Material to process ▸
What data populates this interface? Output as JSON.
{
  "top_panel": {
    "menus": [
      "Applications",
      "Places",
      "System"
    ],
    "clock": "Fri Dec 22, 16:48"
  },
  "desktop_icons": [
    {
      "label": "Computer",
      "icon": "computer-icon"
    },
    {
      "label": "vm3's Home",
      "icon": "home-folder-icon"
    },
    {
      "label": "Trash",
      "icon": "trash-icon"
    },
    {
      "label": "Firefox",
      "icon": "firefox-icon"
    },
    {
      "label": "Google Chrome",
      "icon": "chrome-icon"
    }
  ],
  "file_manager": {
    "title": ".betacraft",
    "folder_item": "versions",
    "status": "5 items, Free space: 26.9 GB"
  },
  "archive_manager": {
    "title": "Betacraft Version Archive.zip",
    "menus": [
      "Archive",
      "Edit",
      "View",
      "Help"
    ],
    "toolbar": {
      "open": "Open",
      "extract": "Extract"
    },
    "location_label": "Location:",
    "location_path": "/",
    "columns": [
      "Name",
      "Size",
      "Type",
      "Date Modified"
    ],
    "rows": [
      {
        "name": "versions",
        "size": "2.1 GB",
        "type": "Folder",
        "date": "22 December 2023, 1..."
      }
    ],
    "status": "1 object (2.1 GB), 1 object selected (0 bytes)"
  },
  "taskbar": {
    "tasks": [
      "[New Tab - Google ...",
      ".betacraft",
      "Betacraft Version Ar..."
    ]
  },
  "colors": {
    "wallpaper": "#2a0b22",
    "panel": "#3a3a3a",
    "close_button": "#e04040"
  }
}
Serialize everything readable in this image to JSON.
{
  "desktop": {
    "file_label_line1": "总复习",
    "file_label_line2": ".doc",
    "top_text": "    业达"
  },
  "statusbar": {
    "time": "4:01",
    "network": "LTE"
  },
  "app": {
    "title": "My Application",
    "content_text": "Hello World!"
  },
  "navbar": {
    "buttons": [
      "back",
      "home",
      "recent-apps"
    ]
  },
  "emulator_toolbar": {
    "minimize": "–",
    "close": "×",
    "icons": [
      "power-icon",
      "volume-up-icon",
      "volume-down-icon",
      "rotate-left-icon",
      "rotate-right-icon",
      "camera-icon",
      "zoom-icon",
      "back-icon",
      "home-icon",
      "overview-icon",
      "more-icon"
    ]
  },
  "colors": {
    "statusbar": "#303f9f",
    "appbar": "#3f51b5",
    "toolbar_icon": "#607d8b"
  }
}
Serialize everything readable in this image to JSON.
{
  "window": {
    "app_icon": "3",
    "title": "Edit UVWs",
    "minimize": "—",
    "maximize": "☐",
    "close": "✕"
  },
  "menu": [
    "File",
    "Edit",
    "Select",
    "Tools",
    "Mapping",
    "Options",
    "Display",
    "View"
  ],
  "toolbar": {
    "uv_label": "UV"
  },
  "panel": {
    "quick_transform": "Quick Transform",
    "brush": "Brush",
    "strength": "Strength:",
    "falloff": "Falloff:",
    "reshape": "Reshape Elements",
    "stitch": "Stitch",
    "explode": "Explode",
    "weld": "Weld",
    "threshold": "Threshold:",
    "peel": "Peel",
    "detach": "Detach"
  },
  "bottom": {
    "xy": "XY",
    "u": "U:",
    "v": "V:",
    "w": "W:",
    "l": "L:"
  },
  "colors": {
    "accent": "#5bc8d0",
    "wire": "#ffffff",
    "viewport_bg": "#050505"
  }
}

Problem to work on ▸ All of the entries above must be quoted exactly.

Output for this exercise ▸
What data populates this interface? Output as JSON.
{
  "top_panel": {
    "menus": [
      "Applications",
      "Places",
      "System"
    ],
    "clock": "Fri Dec 22, 16:48"
  },
  "desktop_icons": [
    {
      "label": "Computer",
      "icon": "computer-icon"
    },
    {
      "label": "vm3's Home",
      "icon": "home-folder-icon"
    },
    {
      "label": "Trash",
      "icon": "trash-icon"
    },
    {
      "label": "Firefox",
      "icon": "firefox-icon"
    },
    {
      "label": "Google Chrome",
      "icon": "chrome-icon"
    }
  ],
  "file_manager": {
    "title": ".betacraft",
    "folder_item": "versions",
    "status": "5 items, Free space: 26.9 GB"
  },
  "archive_manager": {
    "title": "Betacraft Version Archive.zip",
    "menus": [
      "Archive",
      "Edit",
      "View",
      "Help"
    ],
    "toolbar": {
      "open": "Open",
      "extract": "Extract"
    },
    "location_label": "Location:",
    "location_path": "/",
    "columns": [
      "Name",
      "Size",
      "Type",
      "Date Modified"
    ],
    "rows": [
      {
        "name": "versions",
        "size": "2.1 GB",
        "type": "Folder",
        "date": "22 December 2023, 1..."
      }
    ],
    "status": "1 object (2.1 GB), 1 object selected (0 bytes)"
  },
  "taskbar": {
    "tasks": [
      "[New Tab - Google ...",
      ".betacraft",
      "Betacraft Version Ar..."
    ]
  },
  "colors": {
    "wallpaper": "#2a0b22",
    "panel": "#3a3a3a",
    "close_button": "#e04040"
  }
}
Serialize everything readable in this image to JSON.
{
  "desktop": {
    "file_label_line1": "总复习",
    "file_label_line2": ".doc",
    "top_text": "    业达"
  },
  "statusbar": {
    "time": "4:01",
    "network": "LTE"
  },
  "app": {
    "title": "My Application",
    "content_text": "Hello World!"
  },
  "navbar": {
    "buttons": [
      "back",
      "home",
      "recent-apps"
    ]
  },
  "emulator_toolbar": {
    "minimize": "–",
    "close": "×",
    "icons": [
      "power-icon",
      "volume-up-icon",
      "volume-down-icon",
      "rotate-left-icon",
      "rotate-right-icon",
      "camera-icon",
      "zoom-icon",
      "back-icon",
      "home-icon",
      "overview-icon",
      "more-icon"
    ]
  },
  "colors": {
    "statusbar": "#303f9f",
    "appbar": "#3f51b5",
    "toolbar_icon": "#607d8b"
  }
}
Serialize everything readable in this image to JSON.
{
  "window": {
    "app_icon": "3",
    "title": "Edit UVWs",
    "minimize": "—",
    "maximize": "☐",
    "close": "✕"
  },
  "menu": [
    "File",
    "Edit",
    "Select",
    "Tools",
    "Mapping",
    "Options",
    "Display",
    "View"
  ],
  "toolbar": {
    "uv_label": "UV"
  },
  "panel": {
    "quick_transform": "Quick Transform",
    "brush": "Brush",
    "strength": "Strength:",
    "falloff": "Falloff:",
    "reshape": "Reshape Elements",
    "stitch": "Stitch",
    "explode": "Explode",
    "weld": "Weld",
    "threshold": "Threshold:",
    "peel": "Peel",
    "detach": "Detach"
  },
  "bottom": {
    "xy": "XY",
    "u": "U:",
    "v": "V:",
    "w": "W:",
    "l": "L:"
  },
  "colors": {
    "accent": "#5bc8d0",
    "wire": "#ffffff",
    "viewport_bg": "#050505"
  }
}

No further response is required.